Every record here needs to be written out again exactly.
** Start of TASK DATA **
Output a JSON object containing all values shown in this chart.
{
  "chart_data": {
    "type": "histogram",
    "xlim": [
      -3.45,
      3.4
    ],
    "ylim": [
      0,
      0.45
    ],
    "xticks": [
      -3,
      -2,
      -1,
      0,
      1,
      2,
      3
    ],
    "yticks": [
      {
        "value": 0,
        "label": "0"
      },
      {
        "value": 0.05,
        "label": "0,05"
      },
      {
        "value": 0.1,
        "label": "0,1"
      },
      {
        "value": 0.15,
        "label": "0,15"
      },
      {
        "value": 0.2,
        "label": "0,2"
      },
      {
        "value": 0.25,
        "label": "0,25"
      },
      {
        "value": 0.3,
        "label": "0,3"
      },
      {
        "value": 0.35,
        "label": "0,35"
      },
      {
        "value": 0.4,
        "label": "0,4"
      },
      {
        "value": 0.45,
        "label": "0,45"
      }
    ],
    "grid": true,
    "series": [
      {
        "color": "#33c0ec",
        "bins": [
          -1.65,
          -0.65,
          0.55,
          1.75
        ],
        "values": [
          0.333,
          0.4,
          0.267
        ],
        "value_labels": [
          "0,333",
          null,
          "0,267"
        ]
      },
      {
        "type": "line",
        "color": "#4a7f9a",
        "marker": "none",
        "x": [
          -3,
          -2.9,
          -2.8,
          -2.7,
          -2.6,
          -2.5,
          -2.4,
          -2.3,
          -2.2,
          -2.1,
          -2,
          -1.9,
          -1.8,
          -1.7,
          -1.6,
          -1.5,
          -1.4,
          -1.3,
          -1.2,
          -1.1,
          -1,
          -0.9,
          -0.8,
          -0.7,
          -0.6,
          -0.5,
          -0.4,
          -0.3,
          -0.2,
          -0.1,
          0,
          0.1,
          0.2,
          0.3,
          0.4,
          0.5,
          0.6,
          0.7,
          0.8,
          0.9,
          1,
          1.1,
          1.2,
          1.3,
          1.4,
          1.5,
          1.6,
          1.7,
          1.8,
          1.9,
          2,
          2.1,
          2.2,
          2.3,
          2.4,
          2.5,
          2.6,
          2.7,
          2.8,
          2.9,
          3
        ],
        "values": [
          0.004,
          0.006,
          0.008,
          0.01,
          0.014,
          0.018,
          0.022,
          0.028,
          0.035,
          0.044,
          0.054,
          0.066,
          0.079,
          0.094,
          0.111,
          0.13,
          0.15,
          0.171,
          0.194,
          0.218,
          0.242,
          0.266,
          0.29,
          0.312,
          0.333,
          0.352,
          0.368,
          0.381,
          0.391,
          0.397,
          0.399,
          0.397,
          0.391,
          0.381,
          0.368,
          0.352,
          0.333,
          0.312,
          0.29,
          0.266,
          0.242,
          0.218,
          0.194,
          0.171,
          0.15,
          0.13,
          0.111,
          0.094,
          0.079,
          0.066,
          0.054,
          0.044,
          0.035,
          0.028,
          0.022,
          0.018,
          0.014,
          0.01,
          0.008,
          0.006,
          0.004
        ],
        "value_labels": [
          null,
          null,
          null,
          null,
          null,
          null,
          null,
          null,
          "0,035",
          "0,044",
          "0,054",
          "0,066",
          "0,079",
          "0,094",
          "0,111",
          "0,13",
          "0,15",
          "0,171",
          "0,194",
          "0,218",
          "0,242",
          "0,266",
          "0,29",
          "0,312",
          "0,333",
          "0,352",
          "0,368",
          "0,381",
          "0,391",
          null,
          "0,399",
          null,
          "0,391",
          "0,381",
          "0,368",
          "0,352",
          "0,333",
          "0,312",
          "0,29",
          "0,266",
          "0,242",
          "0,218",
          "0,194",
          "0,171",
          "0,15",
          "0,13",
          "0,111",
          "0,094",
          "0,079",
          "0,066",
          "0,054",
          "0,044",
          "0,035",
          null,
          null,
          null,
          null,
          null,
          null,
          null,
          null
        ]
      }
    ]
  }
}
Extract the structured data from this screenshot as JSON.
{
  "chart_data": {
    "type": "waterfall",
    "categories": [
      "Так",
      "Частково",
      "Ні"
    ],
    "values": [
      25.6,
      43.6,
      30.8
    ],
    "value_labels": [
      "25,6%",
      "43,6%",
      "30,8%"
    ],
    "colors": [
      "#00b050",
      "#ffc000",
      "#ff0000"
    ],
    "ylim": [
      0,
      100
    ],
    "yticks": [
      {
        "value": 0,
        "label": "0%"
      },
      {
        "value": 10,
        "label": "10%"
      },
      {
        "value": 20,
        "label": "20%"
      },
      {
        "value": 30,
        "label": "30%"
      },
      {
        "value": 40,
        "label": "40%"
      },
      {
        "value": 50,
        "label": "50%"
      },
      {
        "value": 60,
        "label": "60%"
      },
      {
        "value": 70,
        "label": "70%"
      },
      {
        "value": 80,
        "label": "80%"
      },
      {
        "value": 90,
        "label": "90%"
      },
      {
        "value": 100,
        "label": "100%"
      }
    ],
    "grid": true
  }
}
** End of TASK DATA **
▶ **COMPLETE OUTPUT**
Output a JSON object containing all values shown in this chart.
{
  "chart_data": {
    "type": "histogram",
    "xlim": [
      -3.45,
      3.4
    ],
    "ylim": [
      0,
      0.45
    ],
    "xticks": [
      -3,
      -2,
      -1,
      0,
      1,
      2,
      3
    ],
    "yticks": [
      {
        "value": 0,
        "label": "0"
      },
      {
        "value": 0.05,
        "label": "0,05"
      },
      {
        "value": 0.1,
        "label": "0,1"
      },
      {
        "value": 0.15,
        "label": "0,15"
      },
      {
        "value": 0.2,
        "label": "0,2"
      },
      {
        "value": 0.25,
        "label": "0,25"
      },
      {
        "value": 0.3,
        "label": "0,3"
      },
      {
        "value": 0.35,
        "label": "0,35"
      },
      {
        "value": 0.4,
        "label": "0,4"
      },
      {
        "value": 0.45,
        "label": "0,45"
      }
    ],
    "grid": true,
    "series": [
      {
        "color": "#33c0ec",
        "bins": [
          -1.65,
          -0.65,
          0.55,
          1.75
        ],
        "values": [
          0.333,
          0.4,
          0.267
        ],
        "value_labels": [
          "0,333",
          null,
          "0,267"
        ]
      },
      {
        "type": "line",
        "color": "#4a7f9a",
        "marker": "none",
        "x": [
          -3,
          -2.9,
          -2.8,
          -2.7,
          -2.6,
          -2.5,
          -2.4,
          -2.3,
          -2.2,
          -2.1,
          -2,
          -1.9,
          -1.8,
          -1.7,
          -1.6,
          -1.5,
          -1.4,
          -1.3,
          -1.2,
          -1.1,
          -1,
          -0.9,
          -0.8,
          -0.7,
          -0.6,
          -0.5,
          -0.4,
          -0.3,
          -0.2,
          -0.1,
          0,
          0.1,
          0.2,
          0.3,
          0.4,
          0.5,
          0.6,
          0.7,
          0.8,
          0.9,
          1,
          1.1,
          1.2,
          1.3,
          1.4,
          1.5,
          1.6,
          1.7,
          1.8,
          1.9,
          2,
          2.1,
          2.2,
          2.3,
          2.4,
          2.5,
          2.6,
          2.7,
          2.8,
          2.9,
          3
        ],
        "values": [
          0.004,
          0.006,
          0.008,
          0.01,
          0.014,
          0.018,
          0.022,
          0.028,
          0.035,
          0.044,
          0.054,
          0.066,
          0.079,
          0.094,
          0.111,
          0.13,
          0.15,
          0.171,
          0.194,
          0.218,
          0.242,
          0.266,
          0.29,
          0.312,
          0.333,
          0.352,
          0.368,
          0.381,
          0.391,
          0.397,
          0.399,
          0.397,
          0.391,
          0.381,
          0.368,
          0.352,
          0.333,
          0.312,
          0.29,
          0.266,
          0.242,
          0.218,
          0.194,
          0.171,
          0.15,
          0.13,
          0.111,
          0.094,
          0.079,
          0.066,
          0.054,
          0.044,
          0.035,
          0.028,
          0.022,
          0.018,
          0.014,
          0.01,
          0.008,
          0.006,
          0.004
        ],
        "value_labels": [
          null,
          null,
          null,
          null,
          null,
          null,
          null,
          null,
          "0,035",
          "0,044",
          "0,054",
          "0,066",
          "0,079",
          "0,094",
          "0,111",
          "0,13",
          "0,15",
          "0,171",
          "0,194",
          "0,218",
          "0,242",
          "0,266",
          "0,29",
          "0,312",
          "0,333",
          "0,352",
          "0,368",
          "0,381",
          "0,391",
          null,
          "0,399",
          null,
          "0,391",
          "0,381",
          "0,368",
          "0,352",
          "0,333",
          "0,312",
          "0,29",
          "0,266",
          "0,242",
          "0,218",
          "0,194",
          "0,171",
          "0,15",
          "0,13",
          "0,111",
          "0,094",
          "0,079",
          "0,066",
          "0,054",
          "0,044",
          "0,035",
          null,
          null,
          null,
          null,
          null,
          null,
          null,
          null
        ]
      }
    ]
  }
}
Extract the structured data from this screenshot as JSON.
{
  "chart_data": {
    "type": "waterfall",
    "categories": [
      "Так",
      "Частково",
      "Ні"
    ],
    "values": [
      25.6,
      43.6,
      30.8
    ],
    "value_labels": [
      "25,6%",
      "43,6%",
      "30,8%"
    ],
    "colors": [
      "#00b050",
      "#ffc000",
      "#ff0000"
    ],
    "ylim": [
      0,
      100
    ],
    "yticks": [
      {
        "value": 0,
        "label": "0%"
      },
      {
        "value": 10,
        "label": "10%"
      },
      {
        "value": 20,
        "label": "20%"
      },
      {
        "value": 30,
        "label": "30%"
      },
      {
        "value": 40,
        "label": "40%"
      },
      {
        "value": 50,
        "label": "50%"
      },
      {
        "value": 60,
        "label": "60%"
      },
      {
        "value": 70,
        "label": "70%"
      },
      {
        "value": 80,
        "label": "80%"
      },
      {
        "value": 90,
        "label": "90%"
      },
      {
        "value": 100,
        "label": "100%"
      }
    ],
    "grid": true
  }
}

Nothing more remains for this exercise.